** START OF DATA TO PROCESS **

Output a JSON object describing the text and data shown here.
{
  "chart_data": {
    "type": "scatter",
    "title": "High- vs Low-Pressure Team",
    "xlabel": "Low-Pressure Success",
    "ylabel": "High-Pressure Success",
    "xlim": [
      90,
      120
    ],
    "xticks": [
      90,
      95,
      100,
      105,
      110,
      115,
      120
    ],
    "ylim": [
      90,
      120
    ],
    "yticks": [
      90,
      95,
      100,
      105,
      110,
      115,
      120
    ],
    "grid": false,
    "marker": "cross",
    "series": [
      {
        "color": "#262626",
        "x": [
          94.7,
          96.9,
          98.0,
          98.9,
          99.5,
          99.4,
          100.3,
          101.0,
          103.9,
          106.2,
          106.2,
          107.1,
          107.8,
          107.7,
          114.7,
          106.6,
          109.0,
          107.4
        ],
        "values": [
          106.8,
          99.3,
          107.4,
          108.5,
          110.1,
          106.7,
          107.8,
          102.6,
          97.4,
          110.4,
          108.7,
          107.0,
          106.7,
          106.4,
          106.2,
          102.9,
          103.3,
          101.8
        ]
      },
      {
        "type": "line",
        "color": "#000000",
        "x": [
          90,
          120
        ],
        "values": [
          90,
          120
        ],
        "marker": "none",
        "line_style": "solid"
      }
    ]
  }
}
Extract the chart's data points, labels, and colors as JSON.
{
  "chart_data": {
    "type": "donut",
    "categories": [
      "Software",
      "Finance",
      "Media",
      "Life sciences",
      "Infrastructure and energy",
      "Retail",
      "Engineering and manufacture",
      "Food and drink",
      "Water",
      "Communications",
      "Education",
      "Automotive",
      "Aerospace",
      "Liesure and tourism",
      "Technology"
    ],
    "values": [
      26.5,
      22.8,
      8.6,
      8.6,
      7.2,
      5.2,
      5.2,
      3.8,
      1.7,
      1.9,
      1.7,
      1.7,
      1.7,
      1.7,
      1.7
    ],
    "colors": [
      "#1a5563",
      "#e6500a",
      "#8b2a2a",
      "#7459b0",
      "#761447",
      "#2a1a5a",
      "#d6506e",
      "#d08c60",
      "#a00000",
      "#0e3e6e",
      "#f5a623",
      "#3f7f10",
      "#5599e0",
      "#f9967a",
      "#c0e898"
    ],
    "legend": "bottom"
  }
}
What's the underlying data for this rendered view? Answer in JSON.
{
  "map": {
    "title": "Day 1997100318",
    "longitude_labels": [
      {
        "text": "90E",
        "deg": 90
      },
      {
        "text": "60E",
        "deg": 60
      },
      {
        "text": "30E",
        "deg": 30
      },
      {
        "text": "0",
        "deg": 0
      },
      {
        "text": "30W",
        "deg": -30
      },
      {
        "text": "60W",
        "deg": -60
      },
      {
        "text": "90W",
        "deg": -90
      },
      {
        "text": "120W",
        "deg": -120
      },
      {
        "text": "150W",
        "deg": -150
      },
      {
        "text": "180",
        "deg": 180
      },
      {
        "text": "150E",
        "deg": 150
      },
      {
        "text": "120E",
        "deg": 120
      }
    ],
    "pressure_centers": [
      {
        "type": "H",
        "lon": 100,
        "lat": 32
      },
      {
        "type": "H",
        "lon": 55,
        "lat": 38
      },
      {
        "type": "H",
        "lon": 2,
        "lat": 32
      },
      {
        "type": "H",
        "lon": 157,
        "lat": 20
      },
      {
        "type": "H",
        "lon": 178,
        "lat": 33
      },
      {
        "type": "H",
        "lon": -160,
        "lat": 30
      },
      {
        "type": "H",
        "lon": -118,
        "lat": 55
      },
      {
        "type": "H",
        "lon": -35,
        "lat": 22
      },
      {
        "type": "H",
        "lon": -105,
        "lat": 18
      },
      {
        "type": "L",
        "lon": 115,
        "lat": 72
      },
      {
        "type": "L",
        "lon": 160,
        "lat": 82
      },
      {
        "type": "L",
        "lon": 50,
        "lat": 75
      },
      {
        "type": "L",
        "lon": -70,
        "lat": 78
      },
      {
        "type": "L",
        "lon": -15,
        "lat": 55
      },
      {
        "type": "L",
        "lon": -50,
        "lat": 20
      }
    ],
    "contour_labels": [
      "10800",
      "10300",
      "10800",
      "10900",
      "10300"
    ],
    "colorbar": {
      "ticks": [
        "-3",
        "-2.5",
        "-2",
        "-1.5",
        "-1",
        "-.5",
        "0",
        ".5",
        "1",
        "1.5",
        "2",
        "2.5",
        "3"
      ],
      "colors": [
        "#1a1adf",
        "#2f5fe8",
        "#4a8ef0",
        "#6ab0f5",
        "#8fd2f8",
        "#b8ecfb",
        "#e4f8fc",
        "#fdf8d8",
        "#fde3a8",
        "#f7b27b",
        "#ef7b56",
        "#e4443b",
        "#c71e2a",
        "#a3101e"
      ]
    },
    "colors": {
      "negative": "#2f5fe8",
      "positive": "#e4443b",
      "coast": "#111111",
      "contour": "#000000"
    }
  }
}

** END OF DATA TO PROCESS **

All of the records must be repeated exactly.

Output a JSON object describing the text and data shown here.
{
  "chart_data": {
    "type": "scatter",
    "title": "High- vs Low-Pressure Team",
    "xlabel": "Low-Pressure Success",
    "ylabel": "High-Pressure Success",
    "xlim": [
      90,
      120
    ],
    "xticks": [
      90,
      95,
      100,
      105,
      110,
      115,
      120
    ],
    "ylim": [
      90,
      120
    ],
    "yticks": [
      90,
      95,
      100,
      105,
      110,
      115,
      120
    ],
    "grid": false,
    "marker": "cross",
    "series": [
      {
        "color": "#262626",
        "x": [
          94.7,
          96.9,
          98.0,
          98.9,
          99.5,
          99.4,
          100.3,
          101.0,
          103.9,
          106.2,
          106.2,
          107.1,
          107.8,
          107.7,
          114.7,
          106.6,
          109.0,
          107.4
        ],
        "values": [
          106.8,
          99.3,
          107.4,
          108.5,
          110.1,
          106.7,
          107.8,
          102.6,
          97.4,
          110.4,
          108.7,
          107.0,
          106.7,
          106.4,
          106.2,
          102.9,
          103.3,
          101.8
        ]
      },
      {
        "type": "line",
        "color": "#000000",
        "x": [
          90,
          120
        ],
        "values": [
          90,
          120
        ],
        "marker": "none",
        "line_style": "solid"
      }
    ]
  }
}
Extract the chart's data points, labels, and colors as JSON.
{
  "chart_data": {
    "type": "donut",
    "categories": [
      "Software",
      "Finance",
      "Media",
      "Life sciences",
      "Infrastructure and energy",
      "Retail",
      "Engineering and manufacture",
      "Food and drink",
      "Water",
      "Communications",
      "Education",
      "Automotive",
      "Aerospace",
      "Liesure and tourism",
      "Technology"
    ],
    "values": [
      26.5,
      22.8,
      8.6,
      8.6,
      7.2,
      5.2,
      5.2,
      3.8,
      1.7,
      1.9,
      1.7,
      1.7,
      1.7,
      1.7,
      1.7
    ],
    "colors": [
      "#1a5563",
      "#e6500a",
      "#8b2a2a",
      "#7459b0",
      "#761447",
      "#2a1a5a",
      "#d6506e",
      "#d08c60",
      "#a00000",
      "#0e3e6e",
      "#f5a623",
      "#3f7f10",
      "#5599e0",
      "#f9967a",
      "#c0e898"
    ],
    "legend": "bottom"
  }
}
What's the underlying data for this rendered view? Answer in JSON.
{
  "map": {
    "title": "Day 1997100318",
    "longitude_labels": [
      {
        "text": "90E",
        "deg": 90
      },
      {
        "text": "60E",
        "deg": 60
      },
      {
        "text": "30E",
        "deg": 30
      },
      {
        "text": "0",
        "deg": 0
      },
      {
        "text": "30W",
        "deg": -30
      },
      {
        "text": "60W",
        "deg": -60
      },
      {
        "text": "90W",
        "deg": -90
      },
      {
        "text": "120W",
        "deg": -120
      },
      {
        "text": "150W",
        "deg": -150
      },
      {
        "text": "180",
        "deg": 180
      },
      {
        "text": "150E",
        "deg": 150
      },
      {
        "text": "120E",
        "deg": 120
      }
    ],
    "pressure_centers": [
      {
        "type": "H",
        "lon": 100,
        "lat": 32
      },
      {
        "type": "H",
        "lon": 55,
        "lat": 38
      },
      {
        "type": "H",
        "lon": 2,
        "lat": 32
      },
      {
        "type": "H",
        "lon": 157,
        "lat": 20
      },
      {
        "type": "H",
        "lon": 178,
        "lat": 33
      },
      {
        "type": "H",
        "lon": -160,
        "lat": 30
      },
      {
        "type": "H",
        "lon": -118,
        "lat": 55
      },
      {
        "type": "H",
        "lon": -35,
        "lat": 22
      },
      {
        "type": "H",
        "lon": -105,
        "lat": 18
      },
      {
        "type": "L",
        "lon": 115,
        "lat": 72
      },
      {
        "type": "L",
        "lon": 160,
        "lat": 82
      },
      {
        "type": "L",
        "lon": 50,
        "lat": 75
      },
      {
        "type": "L",
        "lon": -70,
        "lat": 78
      },
      {
        "type": "L",
        "lon": -15,
        "lat": 55
      },
      {
        "type": "L",
        "lon": -50,
        "lat": 20
      }
    ],
    "contour_labels": [
      "10800",
      "10300",
      "10800",
      "10900",
      "10300"
    ],
    "colorbar": {
      "ticks": [
        "-3",
        "-2.5",
        "-2",
        "-1.5",
        "-1",
        "-.5",
        "0",
        ".5",
        "1",
        "1.5",
        "2",
        "2.5",
        "3"
      ],
      "colors": [
        "#1a1adf",
        "#2f5fe8",
        "#4a8ef0",
        "#6ab0f5",
        "#8fd2f8",
        "#b8ecfb",
        "#e4f8fc",
        "#fdf8d8",
        "#fde3a8",
        "#f7b27b",
        "#ef7b56",
        "#e4443b",
        "#c71e2a",
        "#a3101e"
      ]
    },
    "colors": {
      "negative": "#2f5fe8",
      "positive": "#e4443b",
      "coast": "#111111",
      "contour": "#000000"
    }
  }
}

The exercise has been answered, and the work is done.